Extracted data entries:

>> START

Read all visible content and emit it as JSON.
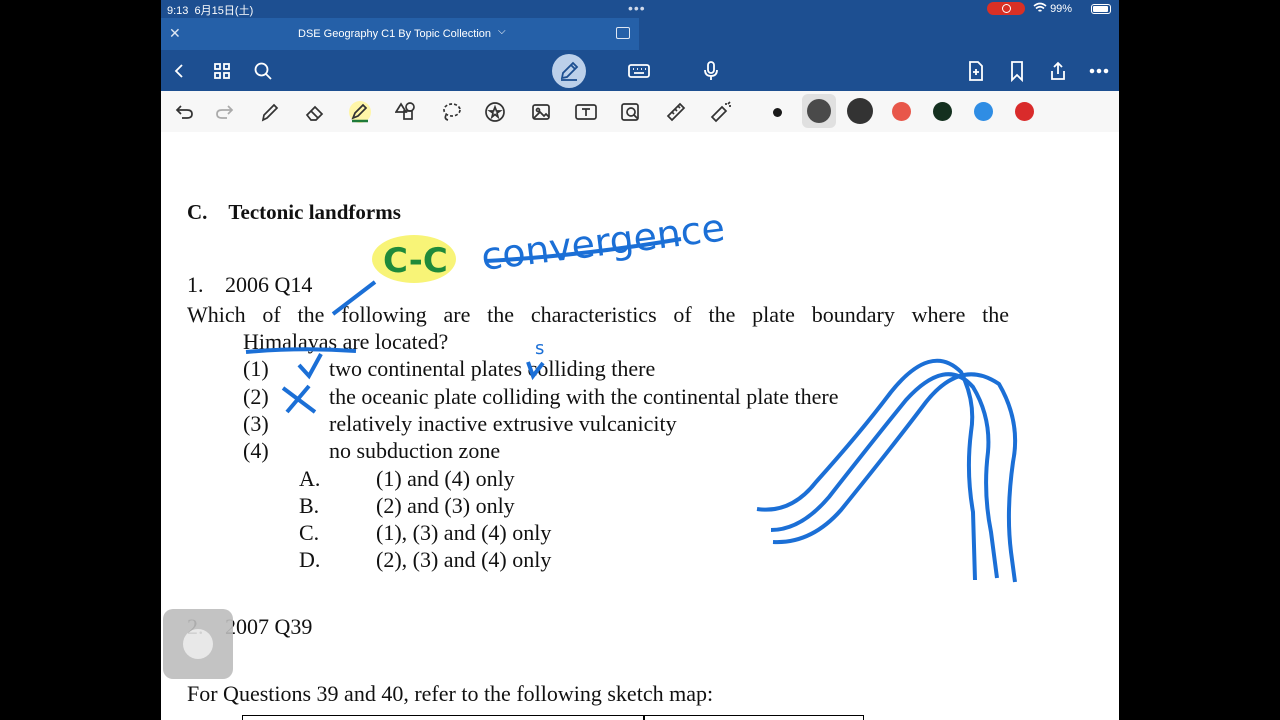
{
  "status": {
    "time": "9:13",
    "date": "6月15日(土)",
    "battery": "99%"
  },
  "tab": {
    "title": "DSE Geography C1 By Topic Collection"
  },
  "navbar": {
    "left": [
      "back-icon",
      "grid-icon",
      "search-icon"
    ],
    "center": [
      "pen-mode-icon",
      "keyboard-icon",
      "microphone-icon"
    ],
    "right": [
      "add-page-icon",
      "bookmark-icon",
      "share-icon",
      "more-icon"
    ]
  },
  "toolbar": {
    "tools": [
      "undo-icon",
      "redo-icon",
      "pen-icon",
      "eraser-icon",
      "highlighter-icon",
      "shapes-icon",
      "lasso-icon",
      "sticker-icon",
      "image-icon",
      "textbox-icon",
      "zoom-icon",
      "ruler-icon",
      "laser-pointer-icon"
    ],
    "colors": [
      "#1a1a1a",
      "#4a4a4a",
      "#333333",
      "#e8574a",
      "#14301f",
      "#2f8de4",
      "#d92b2b"
    ]
  },
  "document": {
    "section": "C. Tectonic landforms",
    "q1_num": "1.",
    "q1_src": "2006 Q14",
    "q1_text_line1": "Which of the following are the characteristics of the plate boundary where the",
    "q1_text_line2": "Himalayas are located?",
    "options": [
      {
        "num": "(1)",
        "text": "two continental plates colliding there"
      },
      {
        "num": "(2)",
        "text": "the oceanic plate colliding with the continental plate there"
      },
      {
        "num": "(3)",
        "text": "relatively inactive extrusive vulcanicity"
      },
      {
        "num": "(4)",
        "text": "no subduction zone"
      }
    ],
    "answers": [
      {
        "letter": "A.",
        "text": "(1) and (4) only"
      },
      {
        "letter": "B.",
        "text": "(2) and (3) only"
      },
      {
        "letter": "C.",
        "text": "(1), (3) and (4) only"
      },
      {
        "letter": "D.",
        "text": "(2), (3) and (4) only"
      }
    ],
    "q2_num": "2.",
    "q2_src": "2007 Q39",
    "q2_intro": "For Questions 39 and 40, refer to the following sketch map:"
  },
  "annotations": {
    "highlight_text": "C-C",
    "handwritten": "convergence",
    "mark_s": "s"
  }
}
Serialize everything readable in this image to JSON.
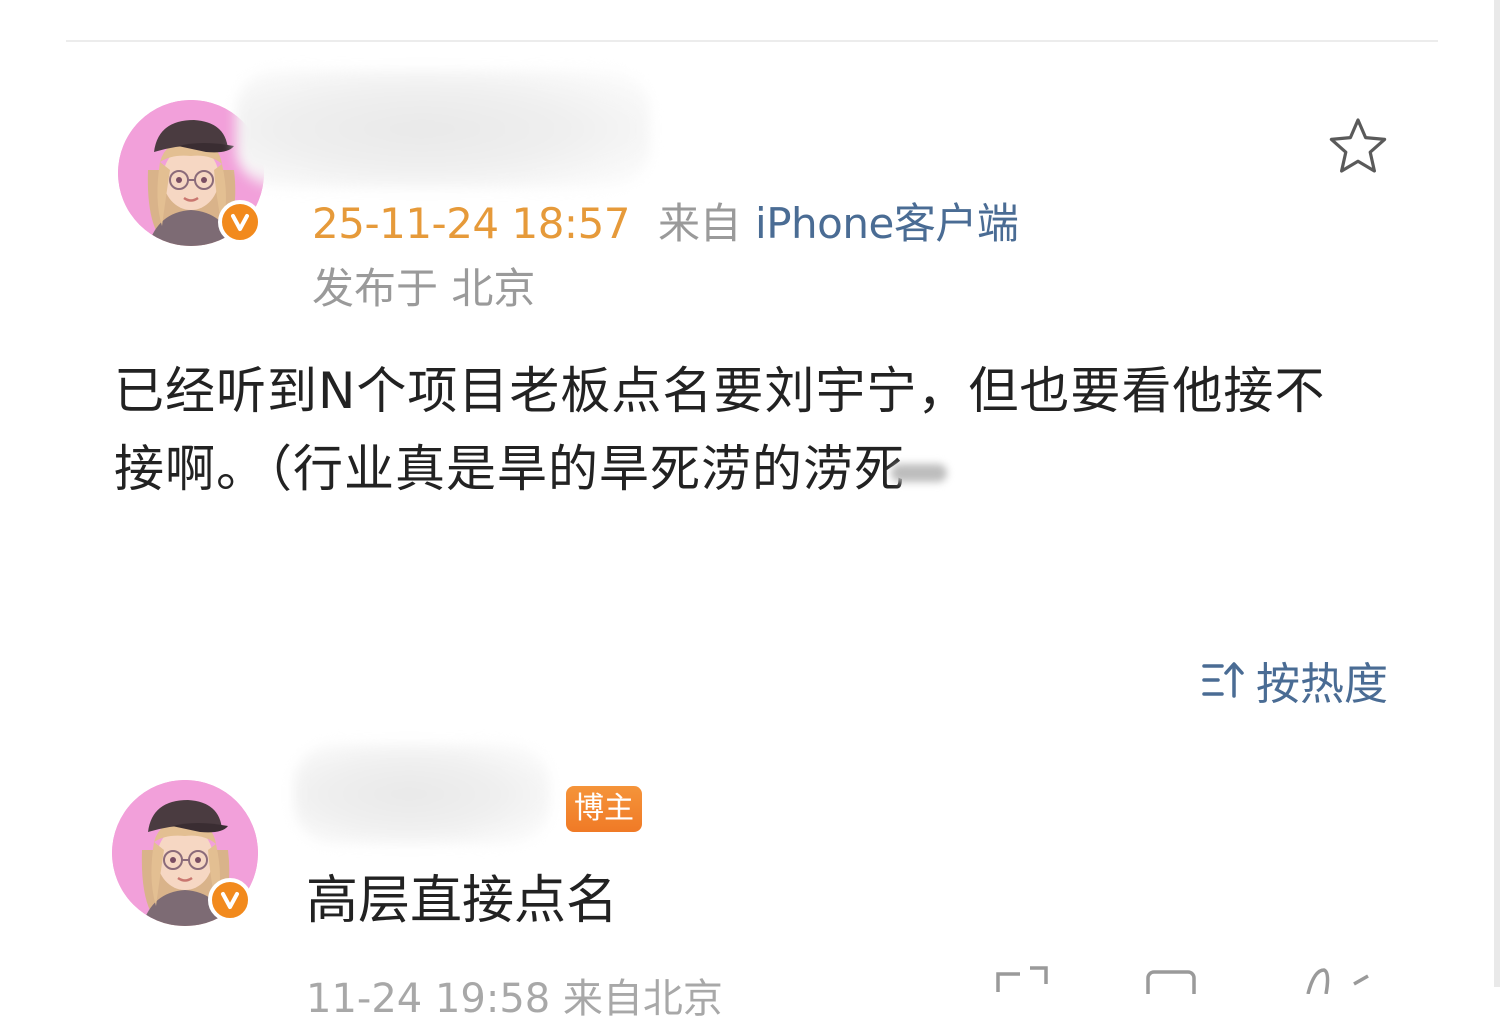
{
  "post": {
    "timestamp": "25-11-24 18:57",
    "source_prefix": "来自",
    "source_client": "iPhone客户端",
    "location": "发布于 北京",
    "body": "已经听到N个项目老板点名要刘宇宁，但也要看他接不接啊。（行业真是旱的旱死涝的涝死"
  },
  "icons": {
    "favorite": "star-outline-icon",
    "verified": "verified-v-icon",
    "sort": "sort-icon"
  },
  "comments": {
    "sort_label": "按热度",
    "items": [
      {
        "badge": "博主",
        "text": "高层直接点名",
        "meta_partial": "11-24 19:58 来自北京"
      }
    ]
  },
  "colors": {
    "timestamp": "#e69a3a",
    "link_blue": "#4a6c94",
    "muted": "#9a9a9a",
    "badge_orange": "#f07a26",
    "verified_orange": "#f28a1d"
  }
}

>> END

Problem description: From the records above, pull out each line that has "colliding".

Expected answer:
        "text": "two continental plates colliding there"
        "text": "the oceanic plate colliding with the continental plate there"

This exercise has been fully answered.